Written request — Read the listing below and copy out every line that holds "сертификата".

____ Listed entries

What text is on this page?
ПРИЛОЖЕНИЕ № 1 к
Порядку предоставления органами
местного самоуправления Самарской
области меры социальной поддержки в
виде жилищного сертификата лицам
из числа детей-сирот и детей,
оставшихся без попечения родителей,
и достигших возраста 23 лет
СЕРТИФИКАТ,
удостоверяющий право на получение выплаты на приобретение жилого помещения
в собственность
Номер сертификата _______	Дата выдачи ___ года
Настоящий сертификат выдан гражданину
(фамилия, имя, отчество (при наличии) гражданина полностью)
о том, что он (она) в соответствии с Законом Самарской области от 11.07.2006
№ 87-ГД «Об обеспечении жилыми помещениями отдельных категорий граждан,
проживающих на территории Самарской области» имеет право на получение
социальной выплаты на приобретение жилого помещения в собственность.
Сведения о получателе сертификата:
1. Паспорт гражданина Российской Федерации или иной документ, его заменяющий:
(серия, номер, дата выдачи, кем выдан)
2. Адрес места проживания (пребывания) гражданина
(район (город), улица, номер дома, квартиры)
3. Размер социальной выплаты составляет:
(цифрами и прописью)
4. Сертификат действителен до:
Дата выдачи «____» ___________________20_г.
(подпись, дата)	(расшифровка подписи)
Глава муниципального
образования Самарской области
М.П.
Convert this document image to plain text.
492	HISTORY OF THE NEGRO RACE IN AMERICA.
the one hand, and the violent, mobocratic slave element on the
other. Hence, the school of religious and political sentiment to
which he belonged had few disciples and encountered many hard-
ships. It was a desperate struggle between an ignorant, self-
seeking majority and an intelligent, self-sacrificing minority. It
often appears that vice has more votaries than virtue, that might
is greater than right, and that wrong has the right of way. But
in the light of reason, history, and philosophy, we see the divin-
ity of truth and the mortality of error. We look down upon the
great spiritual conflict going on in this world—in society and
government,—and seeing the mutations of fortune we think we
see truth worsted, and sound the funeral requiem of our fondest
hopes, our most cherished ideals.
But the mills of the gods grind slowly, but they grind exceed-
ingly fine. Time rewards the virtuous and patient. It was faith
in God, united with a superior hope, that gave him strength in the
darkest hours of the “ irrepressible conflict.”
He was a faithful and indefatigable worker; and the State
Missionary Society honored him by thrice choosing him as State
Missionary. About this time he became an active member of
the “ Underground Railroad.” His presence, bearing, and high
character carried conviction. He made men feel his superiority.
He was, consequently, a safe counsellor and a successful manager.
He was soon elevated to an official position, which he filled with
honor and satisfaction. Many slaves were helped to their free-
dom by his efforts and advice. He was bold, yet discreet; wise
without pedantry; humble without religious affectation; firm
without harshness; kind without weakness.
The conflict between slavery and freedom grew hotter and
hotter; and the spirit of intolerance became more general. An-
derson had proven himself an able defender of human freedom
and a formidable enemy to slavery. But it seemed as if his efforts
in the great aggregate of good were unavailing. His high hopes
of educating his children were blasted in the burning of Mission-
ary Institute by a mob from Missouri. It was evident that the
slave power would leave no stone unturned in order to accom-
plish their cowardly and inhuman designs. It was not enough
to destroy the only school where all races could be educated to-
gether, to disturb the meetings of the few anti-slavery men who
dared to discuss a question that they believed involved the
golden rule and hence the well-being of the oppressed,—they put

________

Expected answer —
виде жилищного сертификата лицам
Номер сертификата _______	Дата выдачи ___ года
Сведения о получателе сертификата:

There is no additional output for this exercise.